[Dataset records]
#####
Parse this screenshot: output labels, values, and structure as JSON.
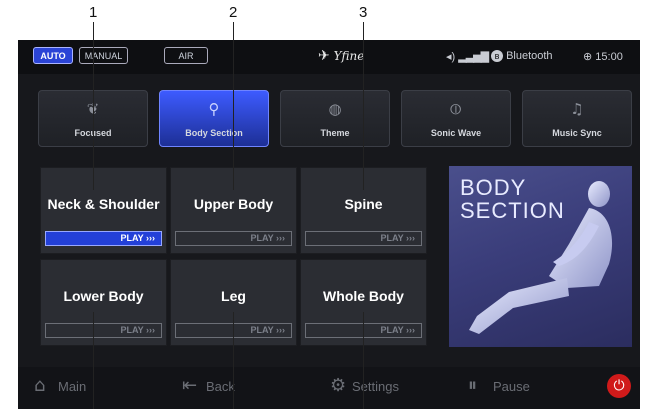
{
  "callouts": [
    "1",
    "2",
    "3"
  ],
  "topbar": {
    "modes": [
      {
        "label": "AUTO",
        "active": true
      },
      {
        "label": "MANUAL",
        "active": false
      },
      {
        "label": "AIR",
        "active": false
      }
    ],
    "logo": "Yfine",
    "bluetooth": "Bluetooth",
    "time": "15:00"
  },
  "tabs": [
    {
      "label": "Focused",
      "icon": "hands-icon",
      "active": false
    },
    {
      "label": "Body Section",
      "icon": "body-icon",
      "active": true
    },
    {
      "label": "Theme",
      "icon": "theme-icon",
      "active": false
    },
    {
      "label": "Sonic Wave",
      "icon": "wave-icon",
      "active": false
    },
    {
      "label": "Music Sync",
      "icon": "music-icon",
      "active": false
    }
  ],
  "sections": [
    {
      "title": "Neck & Shoulder",
      "play": "PLAY ›››",
      "active": true
    },
    {
      "title": "Upper Body",
      "play": "PLAY ›››",
      "active": false
    },
    {
      "title": "Spine",
      "play": "PLAY ›››",
      "active": false
    },
    {
      "title": "Lower Body",
      "play": "PLAY ›››",
      "active": false
    },
    {
      "title": "Leg",
      "play": "PLAY ›››",
      "active": false
    },
    {
      "title": "Whole Body",
      "play": "PLAY ›››",
      "active": false
    }
  ],
  "promo": {
    "line1": "BODY",
    "line2": "SECTION"
  },
  "bottom_nav": {
    "main": "Main",
    "back": "Back",
    "settings": "Settings",
    "pause": "Pause"
  },
  "colors": {
    "accent": "#2b44d6",
    "power": "#d01a1a",
    "screen_bg": "#17181c"
  }
}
#####
* WHAT YOU HAVE TO DO
Quote the entries above word for word. Leave the images out.

* ANSWER TO THE PROBLEM
Parse this screenshot: output labels, values, and structure as JSON.
{
  "callouts": [
    "1",
    "2",
    "3"
  ],
  "topbar": {
    "modes": [
      {
        "label": "AUTO",
        "active": true
      },
      {
        "label": "MANUAL",
        "active": false
      },
      {
        "label": "AIR",
        "active": false
      }
    ],
    "logo": "Yfine",
    "bluetooth": "Bluetooth",
    "time": "15:00"
  },
  "tabs": [
    {
      "label": "Focused",
      "icon": "hands-icon",
      "active": false
    },
    {
      "label": "Body Section",
      "icon": "body-icon",
      "active": true
    },
    {
      "label": "Theme",
      "icon": "theme-icon",
      "active": false
    },
    {
      "label": "Sonic Wave",
      "icon": "wave-icon",
      "active": false
    },
    {
      "label": "Music Sync",
      "icon": "music-icon",
      "active": false
    }
  ],
  "sections": [
    {
      "title": "Neck & Shoulder",
      "play": "PLAY ›››",
      "active": true
    },
    {
      "title": "Upper Body",
      "play": "PLAY ›››",
      "active": false
    },
    {
      "title": "Spine",
      "play": "PLAY ›››",
      "active": false
    },
    {
      "title": "Lower Body",
      "play": "PLAY ›››",
      "active": false
    },
    {
      "title": "Leg",
      "play": "PLAY ›››",
      "active": false
    },
    {
      "title": "Whole Body",
      "play": "PLAY ›››",
      "active": false
    }
  ],
  "promo": {
    "line1": "BODY",
    "line2": "SECTION"
  },
  "bottom_nav": {
    "main": "Main",
    "back": "Back",
    "settings": "Settings",
    "pause": "Pause"
  },
  "colors": {
    "accent": "#2b44d6",
    "power": "#d01a1a",
    "screen_bg": "#17181c"
  }
}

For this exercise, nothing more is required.